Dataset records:
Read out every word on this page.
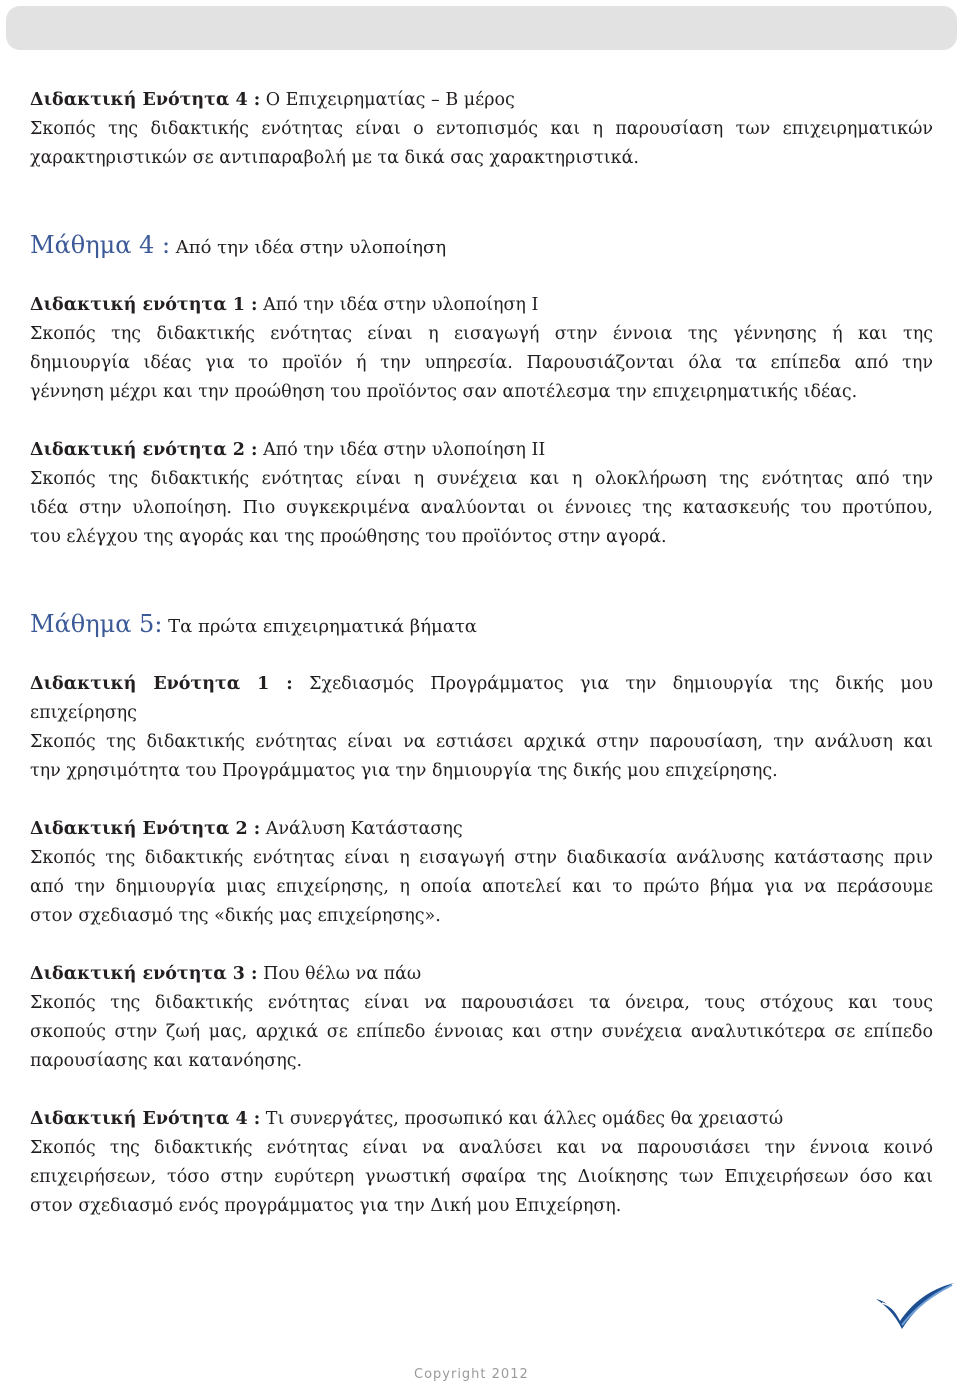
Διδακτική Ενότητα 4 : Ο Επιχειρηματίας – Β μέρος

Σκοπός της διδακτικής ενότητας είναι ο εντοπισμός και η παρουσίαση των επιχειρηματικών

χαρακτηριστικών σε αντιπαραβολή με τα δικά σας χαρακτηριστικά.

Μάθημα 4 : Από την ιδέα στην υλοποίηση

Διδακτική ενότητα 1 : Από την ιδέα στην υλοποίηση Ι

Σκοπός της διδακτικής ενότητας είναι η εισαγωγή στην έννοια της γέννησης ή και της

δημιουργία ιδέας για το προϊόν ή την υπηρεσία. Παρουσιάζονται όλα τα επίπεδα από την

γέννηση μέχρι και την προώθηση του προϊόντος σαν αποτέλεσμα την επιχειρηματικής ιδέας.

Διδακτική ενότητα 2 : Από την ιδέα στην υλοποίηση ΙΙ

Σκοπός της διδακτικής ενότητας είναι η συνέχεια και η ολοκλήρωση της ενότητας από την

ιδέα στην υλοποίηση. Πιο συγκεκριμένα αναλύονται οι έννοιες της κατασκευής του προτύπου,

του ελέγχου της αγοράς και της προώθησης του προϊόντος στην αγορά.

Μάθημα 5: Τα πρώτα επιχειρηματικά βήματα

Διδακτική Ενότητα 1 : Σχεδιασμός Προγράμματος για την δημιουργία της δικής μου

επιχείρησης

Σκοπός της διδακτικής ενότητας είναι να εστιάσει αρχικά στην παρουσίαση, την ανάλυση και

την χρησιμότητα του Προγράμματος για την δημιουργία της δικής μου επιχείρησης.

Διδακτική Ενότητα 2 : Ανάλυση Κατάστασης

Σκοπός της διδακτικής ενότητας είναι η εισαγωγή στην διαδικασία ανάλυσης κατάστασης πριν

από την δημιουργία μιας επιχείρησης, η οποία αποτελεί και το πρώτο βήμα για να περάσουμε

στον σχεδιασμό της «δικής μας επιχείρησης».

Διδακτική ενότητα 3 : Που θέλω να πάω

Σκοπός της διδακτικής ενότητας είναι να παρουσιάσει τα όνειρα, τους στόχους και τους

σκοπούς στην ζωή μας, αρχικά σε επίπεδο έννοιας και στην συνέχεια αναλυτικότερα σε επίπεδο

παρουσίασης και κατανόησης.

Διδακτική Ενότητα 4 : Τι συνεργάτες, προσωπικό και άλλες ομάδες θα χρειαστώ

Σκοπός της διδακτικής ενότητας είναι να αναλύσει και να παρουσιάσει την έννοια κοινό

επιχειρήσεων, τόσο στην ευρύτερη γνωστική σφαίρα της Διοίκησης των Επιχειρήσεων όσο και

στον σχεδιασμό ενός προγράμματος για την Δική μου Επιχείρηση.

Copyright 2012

* Exercise instructions: Copy out every line from the records that has the word "αρχικά".

* Completed exercise:
Σκοπός της διδακτικής ενότητας είναι να εστιάσει αρχικά στην παρουσίαση, την ανάλυση και
σκοπούς στην ζωή μας, αρχικά σε επίπεδο έννοιας και στην συνέχεια αναλυτικότερα σε επίπεδο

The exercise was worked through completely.